-- Stored records --
--- Start ---

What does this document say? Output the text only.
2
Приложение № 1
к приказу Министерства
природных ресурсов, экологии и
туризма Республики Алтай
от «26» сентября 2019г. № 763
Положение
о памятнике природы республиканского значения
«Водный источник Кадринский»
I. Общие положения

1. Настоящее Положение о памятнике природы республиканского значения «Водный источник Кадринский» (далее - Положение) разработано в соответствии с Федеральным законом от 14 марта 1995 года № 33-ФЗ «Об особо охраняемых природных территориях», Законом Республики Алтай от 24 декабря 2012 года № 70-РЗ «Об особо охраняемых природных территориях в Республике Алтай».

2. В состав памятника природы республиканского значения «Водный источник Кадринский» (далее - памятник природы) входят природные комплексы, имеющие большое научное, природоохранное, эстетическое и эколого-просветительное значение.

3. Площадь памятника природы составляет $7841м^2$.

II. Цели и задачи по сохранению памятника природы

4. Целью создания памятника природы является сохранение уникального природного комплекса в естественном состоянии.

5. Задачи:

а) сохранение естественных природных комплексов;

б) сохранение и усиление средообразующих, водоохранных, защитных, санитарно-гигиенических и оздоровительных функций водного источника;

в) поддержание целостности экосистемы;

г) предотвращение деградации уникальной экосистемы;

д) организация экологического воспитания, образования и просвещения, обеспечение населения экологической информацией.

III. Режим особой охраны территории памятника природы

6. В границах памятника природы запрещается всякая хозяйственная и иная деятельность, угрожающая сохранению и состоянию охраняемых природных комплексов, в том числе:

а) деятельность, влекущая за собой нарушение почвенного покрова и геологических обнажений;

--- End ---
--- Start ---

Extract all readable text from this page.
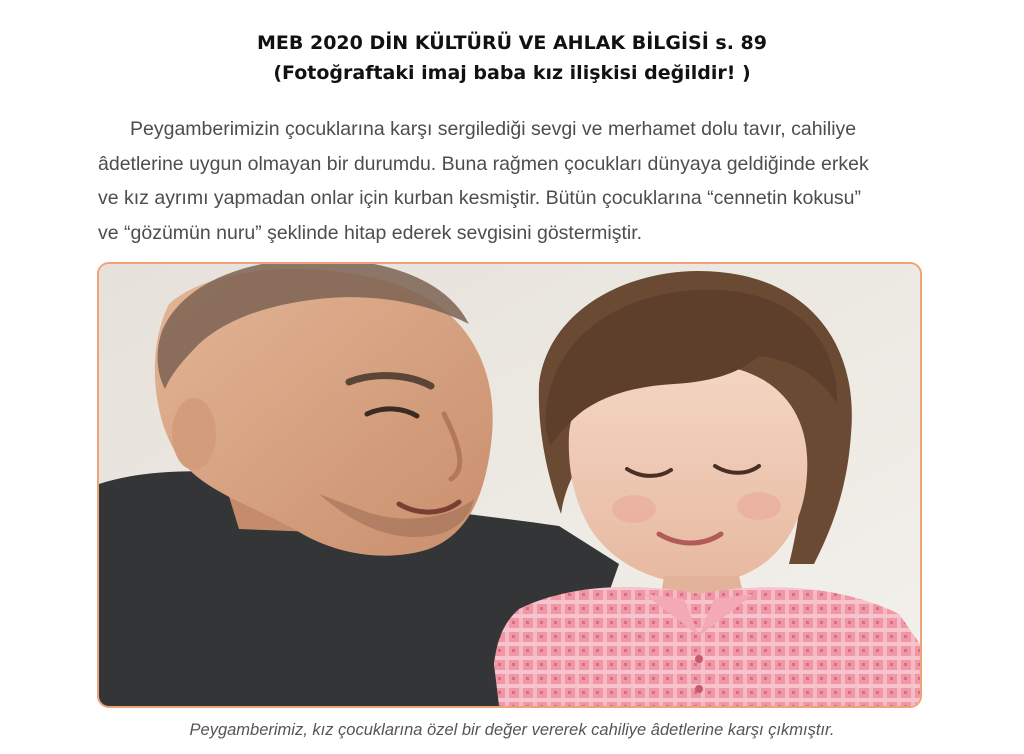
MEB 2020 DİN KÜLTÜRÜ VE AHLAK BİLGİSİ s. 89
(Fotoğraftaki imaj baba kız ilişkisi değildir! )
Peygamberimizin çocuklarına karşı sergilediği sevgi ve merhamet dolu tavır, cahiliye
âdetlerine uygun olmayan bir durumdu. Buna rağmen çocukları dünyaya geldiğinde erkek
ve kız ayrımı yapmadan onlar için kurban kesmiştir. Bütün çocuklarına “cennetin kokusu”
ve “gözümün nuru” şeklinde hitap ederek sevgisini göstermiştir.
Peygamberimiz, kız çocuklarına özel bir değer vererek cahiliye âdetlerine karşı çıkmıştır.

--- End ---

-- Stated goal --
Go through the lines above. Select every one that has the string "this".

-- Written solution --
What does this document say? Output the text only.
Extract all readable text from this page.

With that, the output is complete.